■ What you are asked to do ■
Filter for the word "cathedra" and keep each matching line.

(Extracted records)

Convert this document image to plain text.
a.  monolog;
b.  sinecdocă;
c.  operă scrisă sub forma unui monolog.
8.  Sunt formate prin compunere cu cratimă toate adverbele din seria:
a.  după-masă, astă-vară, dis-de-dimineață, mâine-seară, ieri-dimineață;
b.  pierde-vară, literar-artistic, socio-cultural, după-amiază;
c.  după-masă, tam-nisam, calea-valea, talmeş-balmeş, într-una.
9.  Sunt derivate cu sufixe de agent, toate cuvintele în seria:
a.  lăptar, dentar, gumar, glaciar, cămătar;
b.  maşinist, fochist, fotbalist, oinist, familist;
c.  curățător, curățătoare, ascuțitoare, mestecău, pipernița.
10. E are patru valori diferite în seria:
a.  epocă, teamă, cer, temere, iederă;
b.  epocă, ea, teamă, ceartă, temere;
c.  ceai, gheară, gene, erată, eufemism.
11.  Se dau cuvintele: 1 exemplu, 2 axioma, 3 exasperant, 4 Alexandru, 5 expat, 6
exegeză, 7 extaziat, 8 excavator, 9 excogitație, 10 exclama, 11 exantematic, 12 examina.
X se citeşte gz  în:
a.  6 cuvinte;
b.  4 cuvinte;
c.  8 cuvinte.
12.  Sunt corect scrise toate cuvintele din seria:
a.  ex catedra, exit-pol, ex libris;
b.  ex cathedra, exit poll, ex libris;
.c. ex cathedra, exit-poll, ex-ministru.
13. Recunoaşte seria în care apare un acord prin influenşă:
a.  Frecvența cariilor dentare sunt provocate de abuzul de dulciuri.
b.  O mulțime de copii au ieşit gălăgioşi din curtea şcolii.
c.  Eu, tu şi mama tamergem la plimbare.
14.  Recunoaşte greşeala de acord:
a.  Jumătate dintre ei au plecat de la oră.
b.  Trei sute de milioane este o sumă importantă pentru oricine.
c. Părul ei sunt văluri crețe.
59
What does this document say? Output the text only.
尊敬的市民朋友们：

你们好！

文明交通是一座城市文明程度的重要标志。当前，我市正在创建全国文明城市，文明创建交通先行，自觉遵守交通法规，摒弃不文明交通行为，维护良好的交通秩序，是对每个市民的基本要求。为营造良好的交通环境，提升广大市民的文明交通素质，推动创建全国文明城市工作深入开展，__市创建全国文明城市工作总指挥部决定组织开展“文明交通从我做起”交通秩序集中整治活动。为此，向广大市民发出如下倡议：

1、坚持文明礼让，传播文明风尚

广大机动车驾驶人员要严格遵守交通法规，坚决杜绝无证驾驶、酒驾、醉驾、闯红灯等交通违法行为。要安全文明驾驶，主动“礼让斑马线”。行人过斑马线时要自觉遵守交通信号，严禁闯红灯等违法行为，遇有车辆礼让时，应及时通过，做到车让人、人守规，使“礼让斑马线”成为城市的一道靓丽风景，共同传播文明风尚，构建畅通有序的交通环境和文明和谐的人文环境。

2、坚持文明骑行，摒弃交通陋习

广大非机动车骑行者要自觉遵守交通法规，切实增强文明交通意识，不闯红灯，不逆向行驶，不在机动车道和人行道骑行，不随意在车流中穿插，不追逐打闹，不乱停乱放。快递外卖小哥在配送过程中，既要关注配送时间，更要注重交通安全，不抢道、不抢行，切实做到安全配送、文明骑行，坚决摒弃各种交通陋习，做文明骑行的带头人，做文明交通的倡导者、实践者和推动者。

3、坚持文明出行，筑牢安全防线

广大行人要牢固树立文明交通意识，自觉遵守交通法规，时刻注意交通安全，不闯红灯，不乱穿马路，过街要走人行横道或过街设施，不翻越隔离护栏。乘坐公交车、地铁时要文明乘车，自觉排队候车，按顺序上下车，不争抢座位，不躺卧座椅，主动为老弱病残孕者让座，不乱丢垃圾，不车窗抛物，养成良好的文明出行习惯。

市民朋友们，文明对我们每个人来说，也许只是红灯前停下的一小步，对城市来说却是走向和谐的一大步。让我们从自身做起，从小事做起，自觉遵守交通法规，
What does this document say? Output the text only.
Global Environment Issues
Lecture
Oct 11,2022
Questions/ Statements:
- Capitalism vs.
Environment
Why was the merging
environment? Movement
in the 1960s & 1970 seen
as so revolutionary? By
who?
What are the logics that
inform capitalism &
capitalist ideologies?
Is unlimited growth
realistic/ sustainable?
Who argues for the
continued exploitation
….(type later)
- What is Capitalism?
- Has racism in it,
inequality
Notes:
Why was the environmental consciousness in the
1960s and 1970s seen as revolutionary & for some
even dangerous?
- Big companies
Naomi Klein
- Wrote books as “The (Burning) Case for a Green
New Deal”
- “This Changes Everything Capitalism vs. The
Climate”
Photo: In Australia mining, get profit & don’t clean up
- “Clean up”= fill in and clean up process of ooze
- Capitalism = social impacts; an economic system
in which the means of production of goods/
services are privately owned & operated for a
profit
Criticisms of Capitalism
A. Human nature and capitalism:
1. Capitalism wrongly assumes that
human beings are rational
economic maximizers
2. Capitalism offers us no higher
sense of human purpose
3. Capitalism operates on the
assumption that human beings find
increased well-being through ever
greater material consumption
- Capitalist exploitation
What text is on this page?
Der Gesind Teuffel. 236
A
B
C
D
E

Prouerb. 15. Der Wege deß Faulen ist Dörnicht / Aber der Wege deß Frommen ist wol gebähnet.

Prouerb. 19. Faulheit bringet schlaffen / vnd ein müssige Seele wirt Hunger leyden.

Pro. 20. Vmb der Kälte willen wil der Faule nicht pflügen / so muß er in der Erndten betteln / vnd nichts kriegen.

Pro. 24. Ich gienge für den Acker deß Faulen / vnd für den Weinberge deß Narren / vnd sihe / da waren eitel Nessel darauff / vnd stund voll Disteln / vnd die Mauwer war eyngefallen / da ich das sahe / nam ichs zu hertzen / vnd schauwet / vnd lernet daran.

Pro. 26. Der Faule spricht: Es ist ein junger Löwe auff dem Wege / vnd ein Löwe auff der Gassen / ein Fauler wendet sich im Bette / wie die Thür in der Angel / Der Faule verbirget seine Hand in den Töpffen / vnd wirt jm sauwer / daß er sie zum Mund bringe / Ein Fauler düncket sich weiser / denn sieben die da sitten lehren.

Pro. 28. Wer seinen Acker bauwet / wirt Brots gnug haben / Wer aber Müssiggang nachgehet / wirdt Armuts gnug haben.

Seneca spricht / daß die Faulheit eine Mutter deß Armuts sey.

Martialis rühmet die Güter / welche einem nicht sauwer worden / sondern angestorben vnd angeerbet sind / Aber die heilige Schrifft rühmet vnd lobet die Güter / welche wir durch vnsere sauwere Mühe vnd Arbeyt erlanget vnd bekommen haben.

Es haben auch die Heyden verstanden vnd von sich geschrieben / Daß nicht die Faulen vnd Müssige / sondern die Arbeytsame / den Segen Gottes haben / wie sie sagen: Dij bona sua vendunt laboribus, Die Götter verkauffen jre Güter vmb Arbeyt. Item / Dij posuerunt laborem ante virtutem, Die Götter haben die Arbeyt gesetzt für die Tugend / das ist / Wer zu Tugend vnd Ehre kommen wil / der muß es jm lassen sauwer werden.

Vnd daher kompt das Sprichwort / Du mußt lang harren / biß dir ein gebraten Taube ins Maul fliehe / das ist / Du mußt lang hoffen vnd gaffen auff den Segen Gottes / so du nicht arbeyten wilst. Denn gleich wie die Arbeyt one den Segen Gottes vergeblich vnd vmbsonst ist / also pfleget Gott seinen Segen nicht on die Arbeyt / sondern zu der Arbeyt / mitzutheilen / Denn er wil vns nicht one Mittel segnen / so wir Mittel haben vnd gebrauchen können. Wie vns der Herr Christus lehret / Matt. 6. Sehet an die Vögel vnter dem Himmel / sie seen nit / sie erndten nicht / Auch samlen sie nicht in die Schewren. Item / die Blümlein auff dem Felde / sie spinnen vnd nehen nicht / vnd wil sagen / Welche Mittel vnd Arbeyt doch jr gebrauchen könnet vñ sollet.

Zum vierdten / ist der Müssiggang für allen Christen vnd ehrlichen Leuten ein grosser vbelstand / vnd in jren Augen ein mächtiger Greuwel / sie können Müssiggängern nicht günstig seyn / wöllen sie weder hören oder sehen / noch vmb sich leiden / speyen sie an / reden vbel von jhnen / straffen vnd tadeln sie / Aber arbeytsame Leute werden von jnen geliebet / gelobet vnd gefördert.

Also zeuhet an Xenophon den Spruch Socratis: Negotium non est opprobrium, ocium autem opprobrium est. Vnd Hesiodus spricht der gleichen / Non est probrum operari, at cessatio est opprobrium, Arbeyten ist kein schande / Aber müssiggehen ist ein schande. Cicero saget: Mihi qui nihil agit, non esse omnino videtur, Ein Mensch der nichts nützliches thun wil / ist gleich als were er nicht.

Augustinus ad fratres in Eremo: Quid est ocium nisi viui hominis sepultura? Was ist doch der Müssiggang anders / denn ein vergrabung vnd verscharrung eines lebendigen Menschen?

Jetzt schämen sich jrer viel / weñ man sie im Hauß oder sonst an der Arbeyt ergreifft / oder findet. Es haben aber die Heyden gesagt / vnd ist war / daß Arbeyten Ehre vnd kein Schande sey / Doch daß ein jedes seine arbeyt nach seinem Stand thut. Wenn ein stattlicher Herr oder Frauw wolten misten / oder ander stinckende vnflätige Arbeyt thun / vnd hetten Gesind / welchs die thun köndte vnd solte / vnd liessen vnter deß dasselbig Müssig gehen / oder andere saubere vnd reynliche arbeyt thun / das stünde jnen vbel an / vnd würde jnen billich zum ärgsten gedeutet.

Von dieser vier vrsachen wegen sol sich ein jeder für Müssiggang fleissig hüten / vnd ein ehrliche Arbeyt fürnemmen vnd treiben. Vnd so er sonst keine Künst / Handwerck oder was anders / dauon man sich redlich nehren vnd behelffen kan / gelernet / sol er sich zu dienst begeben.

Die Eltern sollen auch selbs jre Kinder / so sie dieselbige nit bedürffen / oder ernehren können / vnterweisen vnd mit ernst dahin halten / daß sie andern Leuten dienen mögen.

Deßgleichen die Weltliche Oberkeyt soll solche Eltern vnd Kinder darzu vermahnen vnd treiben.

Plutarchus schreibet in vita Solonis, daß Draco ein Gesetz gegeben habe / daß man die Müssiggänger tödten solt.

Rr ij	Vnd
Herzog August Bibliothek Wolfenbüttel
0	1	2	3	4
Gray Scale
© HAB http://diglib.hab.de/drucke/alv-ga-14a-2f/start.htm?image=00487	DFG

■ Correct output ■
b.  ex cathedra, exit poll, ex libris;
.c. ex cathedra, exit-poll, ex-ministru.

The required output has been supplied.